** Set task **
Wherever the string "More" appears, copy the whole line.

** Records supplied **
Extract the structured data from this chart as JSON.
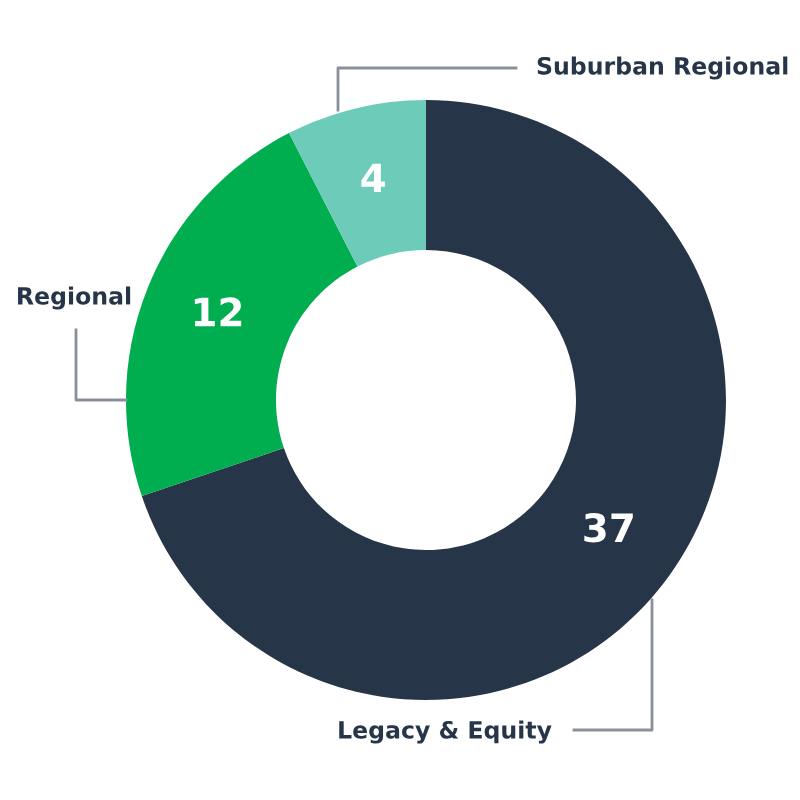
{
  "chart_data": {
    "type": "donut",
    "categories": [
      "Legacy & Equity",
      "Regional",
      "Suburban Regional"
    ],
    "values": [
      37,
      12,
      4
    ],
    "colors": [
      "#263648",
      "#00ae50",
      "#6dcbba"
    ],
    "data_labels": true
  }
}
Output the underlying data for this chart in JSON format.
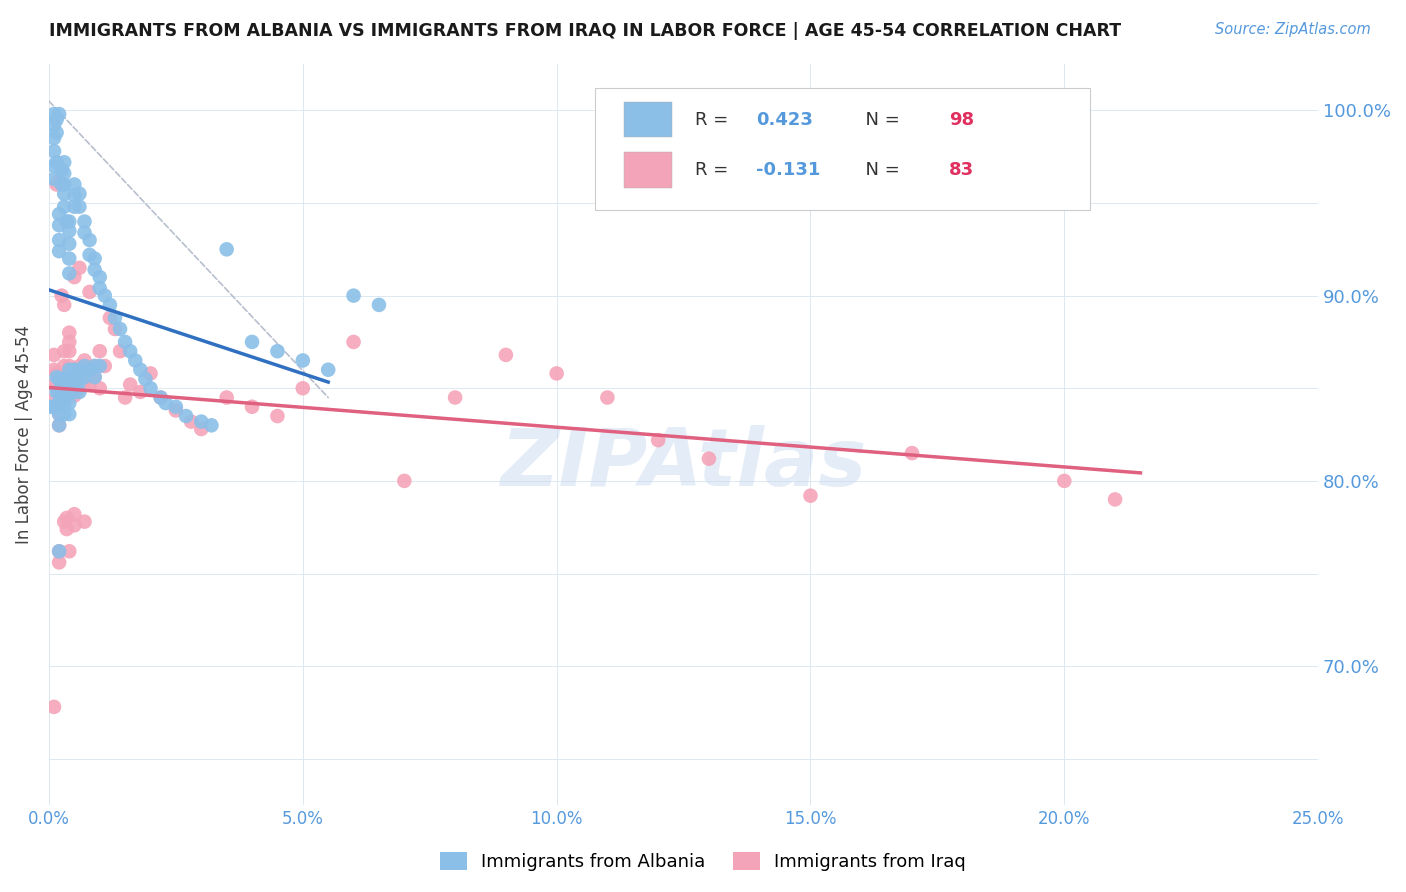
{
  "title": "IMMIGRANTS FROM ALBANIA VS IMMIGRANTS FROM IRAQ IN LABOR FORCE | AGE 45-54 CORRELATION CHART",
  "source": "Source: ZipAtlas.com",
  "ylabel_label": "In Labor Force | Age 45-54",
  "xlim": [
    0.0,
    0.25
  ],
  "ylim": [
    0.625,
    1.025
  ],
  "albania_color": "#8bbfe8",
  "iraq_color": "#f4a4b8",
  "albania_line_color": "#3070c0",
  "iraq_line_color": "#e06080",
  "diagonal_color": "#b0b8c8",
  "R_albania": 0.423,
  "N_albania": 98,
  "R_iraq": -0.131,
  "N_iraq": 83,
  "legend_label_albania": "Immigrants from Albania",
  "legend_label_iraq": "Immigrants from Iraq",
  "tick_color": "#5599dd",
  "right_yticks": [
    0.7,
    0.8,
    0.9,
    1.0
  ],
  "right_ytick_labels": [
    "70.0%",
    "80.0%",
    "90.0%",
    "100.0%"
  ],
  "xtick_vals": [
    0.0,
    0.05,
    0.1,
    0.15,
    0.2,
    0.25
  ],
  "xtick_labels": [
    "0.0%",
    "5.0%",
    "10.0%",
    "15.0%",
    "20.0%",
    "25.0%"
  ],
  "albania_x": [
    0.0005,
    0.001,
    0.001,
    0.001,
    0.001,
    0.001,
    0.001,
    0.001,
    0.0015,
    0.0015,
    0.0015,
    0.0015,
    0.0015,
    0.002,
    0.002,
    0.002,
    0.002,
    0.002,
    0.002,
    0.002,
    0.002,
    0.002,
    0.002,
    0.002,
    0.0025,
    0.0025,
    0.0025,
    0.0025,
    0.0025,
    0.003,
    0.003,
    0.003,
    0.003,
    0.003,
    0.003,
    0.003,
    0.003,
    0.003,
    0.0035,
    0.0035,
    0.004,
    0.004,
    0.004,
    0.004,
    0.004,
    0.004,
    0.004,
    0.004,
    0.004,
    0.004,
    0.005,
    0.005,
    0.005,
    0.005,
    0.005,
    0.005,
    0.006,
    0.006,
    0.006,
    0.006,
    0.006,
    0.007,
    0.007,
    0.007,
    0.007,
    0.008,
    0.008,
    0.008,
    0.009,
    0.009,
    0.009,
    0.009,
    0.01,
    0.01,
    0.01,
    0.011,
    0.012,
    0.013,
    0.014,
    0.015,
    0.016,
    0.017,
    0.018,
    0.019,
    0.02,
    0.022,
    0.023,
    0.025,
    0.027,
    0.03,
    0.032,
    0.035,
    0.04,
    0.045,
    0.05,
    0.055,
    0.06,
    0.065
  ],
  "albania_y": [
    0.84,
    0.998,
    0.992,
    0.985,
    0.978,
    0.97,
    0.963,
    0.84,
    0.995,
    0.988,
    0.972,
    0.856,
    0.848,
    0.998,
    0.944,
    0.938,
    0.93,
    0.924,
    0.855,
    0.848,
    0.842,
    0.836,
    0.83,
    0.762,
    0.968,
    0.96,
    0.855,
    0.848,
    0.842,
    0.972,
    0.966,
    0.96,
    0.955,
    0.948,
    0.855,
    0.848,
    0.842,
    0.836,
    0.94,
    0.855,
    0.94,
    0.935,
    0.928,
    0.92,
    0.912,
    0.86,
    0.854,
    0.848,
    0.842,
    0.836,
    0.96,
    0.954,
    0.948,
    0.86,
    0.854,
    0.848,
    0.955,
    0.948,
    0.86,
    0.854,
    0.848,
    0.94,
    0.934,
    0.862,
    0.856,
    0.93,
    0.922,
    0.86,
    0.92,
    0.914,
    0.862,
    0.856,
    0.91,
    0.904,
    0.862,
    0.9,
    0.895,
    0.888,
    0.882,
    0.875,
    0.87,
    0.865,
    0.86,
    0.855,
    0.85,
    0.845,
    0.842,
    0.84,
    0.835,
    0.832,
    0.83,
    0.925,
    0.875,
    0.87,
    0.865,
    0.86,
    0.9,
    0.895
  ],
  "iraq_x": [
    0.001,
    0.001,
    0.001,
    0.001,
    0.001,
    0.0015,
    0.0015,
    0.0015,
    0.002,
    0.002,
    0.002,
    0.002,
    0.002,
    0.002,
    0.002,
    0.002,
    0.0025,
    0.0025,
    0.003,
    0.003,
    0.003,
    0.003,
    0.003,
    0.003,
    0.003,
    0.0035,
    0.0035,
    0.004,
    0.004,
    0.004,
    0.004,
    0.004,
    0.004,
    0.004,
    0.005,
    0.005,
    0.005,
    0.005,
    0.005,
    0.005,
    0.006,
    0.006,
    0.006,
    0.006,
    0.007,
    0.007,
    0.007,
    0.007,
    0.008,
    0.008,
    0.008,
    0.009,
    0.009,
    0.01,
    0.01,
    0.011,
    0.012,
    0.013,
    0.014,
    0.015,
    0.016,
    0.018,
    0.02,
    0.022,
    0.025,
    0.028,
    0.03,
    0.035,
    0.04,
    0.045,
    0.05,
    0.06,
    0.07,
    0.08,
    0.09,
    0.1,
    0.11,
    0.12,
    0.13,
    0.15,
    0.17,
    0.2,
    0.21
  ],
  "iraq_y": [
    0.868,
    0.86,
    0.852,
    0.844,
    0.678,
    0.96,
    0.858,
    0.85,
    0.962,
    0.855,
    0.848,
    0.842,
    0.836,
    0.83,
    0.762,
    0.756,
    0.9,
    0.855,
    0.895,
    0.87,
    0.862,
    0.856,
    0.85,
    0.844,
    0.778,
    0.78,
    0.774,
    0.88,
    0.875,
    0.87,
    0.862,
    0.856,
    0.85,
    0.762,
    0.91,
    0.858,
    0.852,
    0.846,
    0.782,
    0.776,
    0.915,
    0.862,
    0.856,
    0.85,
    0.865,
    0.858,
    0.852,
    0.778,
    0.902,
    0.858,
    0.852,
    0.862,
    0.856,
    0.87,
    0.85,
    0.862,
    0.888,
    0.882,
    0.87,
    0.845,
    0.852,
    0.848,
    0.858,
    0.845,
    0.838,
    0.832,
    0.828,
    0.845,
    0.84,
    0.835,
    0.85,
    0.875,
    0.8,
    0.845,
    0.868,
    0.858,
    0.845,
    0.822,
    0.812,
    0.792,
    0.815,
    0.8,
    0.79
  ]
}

==

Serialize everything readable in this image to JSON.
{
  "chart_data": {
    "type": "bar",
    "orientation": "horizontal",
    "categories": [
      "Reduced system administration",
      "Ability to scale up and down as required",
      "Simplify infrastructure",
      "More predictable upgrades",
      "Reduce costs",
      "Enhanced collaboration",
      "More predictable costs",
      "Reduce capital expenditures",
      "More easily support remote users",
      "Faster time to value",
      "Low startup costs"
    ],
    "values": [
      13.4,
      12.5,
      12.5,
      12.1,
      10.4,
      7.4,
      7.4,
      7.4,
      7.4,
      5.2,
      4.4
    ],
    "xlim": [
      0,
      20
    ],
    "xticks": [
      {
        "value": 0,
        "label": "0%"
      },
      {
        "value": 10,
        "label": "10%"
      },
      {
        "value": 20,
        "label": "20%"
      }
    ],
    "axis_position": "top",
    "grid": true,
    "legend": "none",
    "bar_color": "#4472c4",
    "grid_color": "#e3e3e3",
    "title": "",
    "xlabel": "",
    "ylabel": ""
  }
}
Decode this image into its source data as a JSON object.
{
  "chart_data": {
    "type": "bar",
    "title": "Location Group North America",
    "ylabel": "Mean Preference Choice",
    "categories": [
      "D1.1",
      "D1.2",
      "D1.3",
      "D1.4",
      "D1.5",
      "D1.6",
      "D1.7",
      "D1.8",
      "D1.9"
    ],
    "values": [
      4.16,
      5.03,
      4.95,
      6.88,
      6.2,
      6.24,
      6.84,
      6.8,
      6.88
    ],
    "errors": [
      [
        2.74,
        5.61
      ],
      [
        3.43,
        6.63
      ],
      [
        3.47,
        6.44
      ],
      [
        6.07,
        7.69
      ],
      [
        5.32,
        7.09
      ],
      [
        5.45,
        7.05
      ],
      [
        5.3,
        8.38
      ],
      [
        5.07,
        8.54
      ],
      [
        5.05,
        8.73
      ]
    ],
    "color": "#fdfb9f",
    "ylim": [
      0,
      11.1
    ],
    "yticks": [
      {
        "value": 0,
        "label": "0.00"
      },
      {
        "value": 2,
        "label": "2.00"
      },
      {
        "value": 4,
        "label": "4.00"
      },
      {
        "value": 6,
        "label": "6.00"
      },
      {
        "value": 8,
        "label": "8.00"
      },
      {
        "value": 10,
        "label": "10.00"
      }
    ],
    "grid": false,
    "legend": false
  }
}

==

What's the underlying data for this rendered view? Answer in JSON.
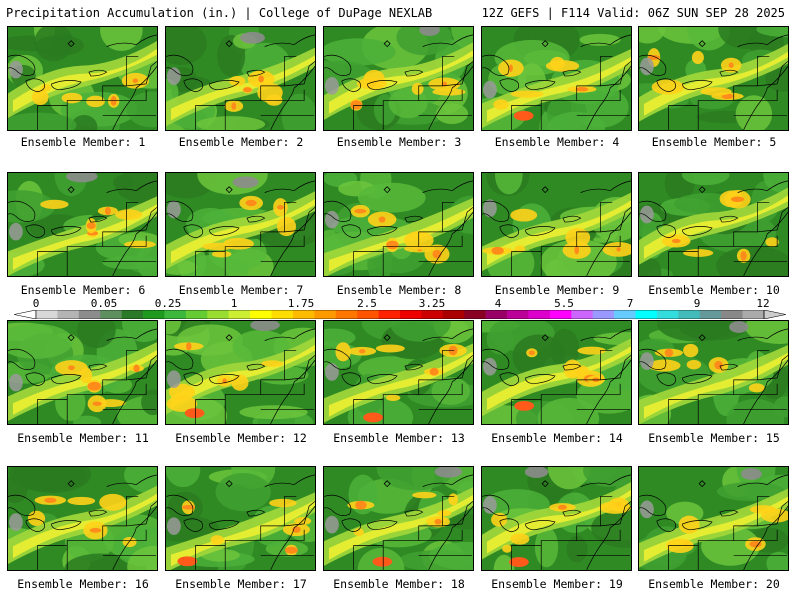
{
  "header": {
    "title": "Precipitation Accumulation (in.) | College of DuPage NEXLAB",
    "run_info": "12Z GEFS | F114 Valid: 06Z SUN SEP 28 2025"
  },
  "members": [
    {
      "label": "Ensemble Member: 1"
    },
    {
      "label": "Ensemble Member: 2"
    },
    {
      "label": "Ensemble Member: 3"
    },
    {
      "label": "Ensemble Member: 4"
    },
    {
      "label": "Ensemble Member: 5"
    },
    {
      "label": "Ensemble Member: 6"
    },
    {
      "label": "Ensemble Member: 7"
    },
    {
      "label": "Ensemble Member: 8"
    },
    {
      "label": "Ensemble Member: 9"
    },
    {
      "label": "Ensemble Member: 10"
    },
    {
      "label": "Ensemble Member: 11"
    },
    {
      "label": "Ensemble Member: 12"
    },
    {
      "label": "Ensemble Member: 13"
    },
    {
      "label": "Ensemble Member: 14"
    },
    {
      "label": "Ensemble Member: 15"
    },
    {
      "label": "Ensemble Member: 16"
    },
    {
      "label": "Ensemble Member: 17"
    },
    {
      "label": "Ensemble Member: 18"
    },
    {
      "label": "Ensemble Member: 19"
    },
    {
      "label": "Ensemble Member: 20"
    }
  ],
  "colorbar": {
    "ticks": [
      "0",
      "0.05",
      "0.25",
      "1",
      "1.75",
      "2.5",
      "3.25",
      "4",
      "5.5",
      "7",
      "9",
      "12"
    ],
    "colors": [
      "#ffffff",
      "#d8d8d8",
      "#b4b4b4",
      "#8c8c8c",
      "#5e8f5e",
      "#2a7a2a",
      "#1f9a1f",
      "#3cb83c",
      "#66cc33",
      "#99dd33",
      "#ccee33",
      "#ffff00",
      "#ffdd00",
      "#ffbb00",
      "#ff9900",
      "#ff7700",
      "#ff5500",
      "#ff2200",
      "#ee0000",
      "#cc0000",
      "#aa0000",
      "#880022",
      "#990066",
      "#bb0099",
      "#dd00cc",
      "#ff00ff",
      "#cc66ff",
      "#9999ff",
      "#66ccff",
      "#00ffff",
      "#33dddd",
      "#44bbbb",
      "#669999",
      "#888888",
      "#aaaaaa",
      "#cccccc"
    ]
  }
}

** The output **
      "More predictable upgrades",
      "More predictable costs",
      "More easily support remote users",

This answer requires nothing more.